#### TASK
Write out all the entries word for word, but skip any images.

#### DATA TO PROCESS
■ ■ ■
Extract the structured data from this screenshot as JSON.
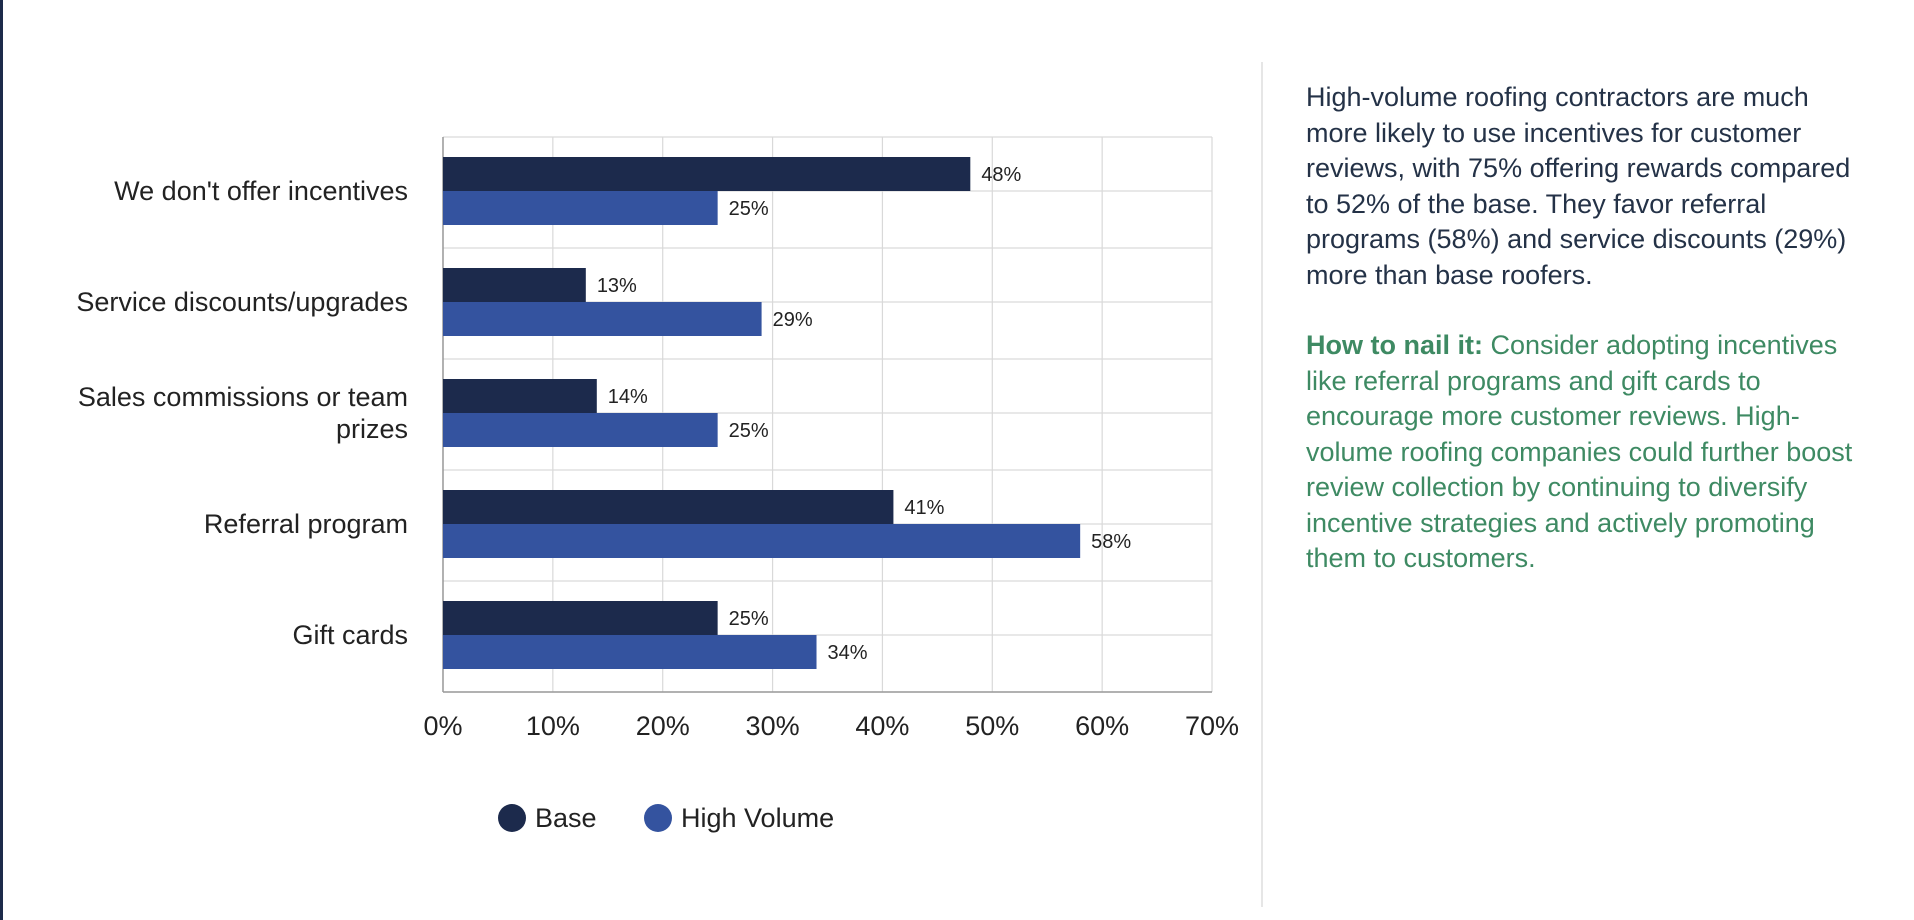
{
  "chart_data": {
    "type": "bar",
    "orientation": "horizontal",
    "categories": [
      [
        "We don't offer incentives"
      ],
      [
        "Service discounts/upgrades"
      ],
      [
        "Sales commissions or team",
        "prizes"
      ],
      [
        "Referral program"
      ],
      [
        "Gift cards"
      ]
    ],
    "series": [
      {
        "name": "Base",
        "values": [
          48,
          13,
          14,
          41,
          25
        ],
        "color": "#1c2a4c"
      },
      {
        "name": "High Volume",
        "values": [
          25,
          29,
          25,
          58,
          34
        ],
        "color": "#34539f"
      }
    ],
    "value_suffix": "%",
    "xlim": [
      0,
      70
    ],
    "xticks": [
      0,
      10,
      20,
      30,
      40,
      50,
      60,
      70
    ],
    "tick_labels": [
      "0%",
      "10%",
      "20%",
      "30%",
      "40%",
      "50%",
      "60%",
      "70%"
    ],
    "grid": true,
    "legend_position": "bottom",
    "title": "",
    "xlabel": "",
    "ylabel": ""
  },
  "side_panel": {
    "summary": "High-volume roofing contractors are much more likely to use incentives for customer reviews, with 75% offering rewards compared to 52% of the base. They favor referral programs (58%) and service discounts (29%) more than base roofers.",
    "tip_lead": "How to nail it:",
    "tip_body": "Consider adopting incentives like referral programs and gift cards to encourage more customer reviews. High-volume roofing companies could further boost review collection by continuing to diversify incentive strategies and actively promoting them to customers."
  },
  "colors": {
    "grid": "#d9d9d9",
    "text": "#222222",
    "accent_green": "#3e8a63"
  }
}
■ ■ ■
#### RESULT OF THIS EXERCISE
Extract the structured data from this screenshot as JSON.
{
  "chart_data": {
    "type": "bar",
    "orientation": "horizontal",
    "categories": [
      [
        "We don't offer incentives"
      ],
      [
        "Service discounts/upgrades"
      ],
      [
        "Sales commissions or team",
        "prizes"
      ],
      [
        "Referral program"
      ],
      [
        "Gift cards"
      ]
    ],
    "series": [
      {
        "name": "Base",
        "values": [
          48,
          13,
          14,
          41,
          25
        ],
        "color": "#1c2a4c"
      },
      {
        "name": "High Volume",
        "values": [
          25,
          29,
          25,
          58,
          34
        ],
        "color": "#34539f"
      }
    ],
    "value_suffix": "%",
    "xlim": [
      0,
      70
    ],
    "xticks": [
      0,
      10,
      20,
      30,
      40,
      50,
      60,
      70
    ],
    "tick_labels": [
      "0%",
      "10%",
      "20%",
      "30%",
      "40%",
      "50%",
      "60%",
      "70%"
    ],
    "grid": true,
    "legend_position": "bottom",
    "title": "",
    "xlabel": "",
    "ylabel": ""
  },
  "side_panel": {
    "summary": "High-volume roofing contractors are much more likely to use incentives for customer reviews, with 75% offering rewards compared to 52% of the base. They favor referral programs (58%) and service discounts (29%) more than base roofers.",
    "tip_lead": "How to nail it:",
    "tip_body": "Consider adopting incentives like referral programs and gift cards to encourage more customer reviews. High-volume roofing companies could further boost review collection by continuing to diversify incentive strategies and actively promoting them to customers."
  },
  "colors": {
    "grid": "#d9d9d9",
    "text": "#222222",
    "accent_green": "#3e8a63"
  }
}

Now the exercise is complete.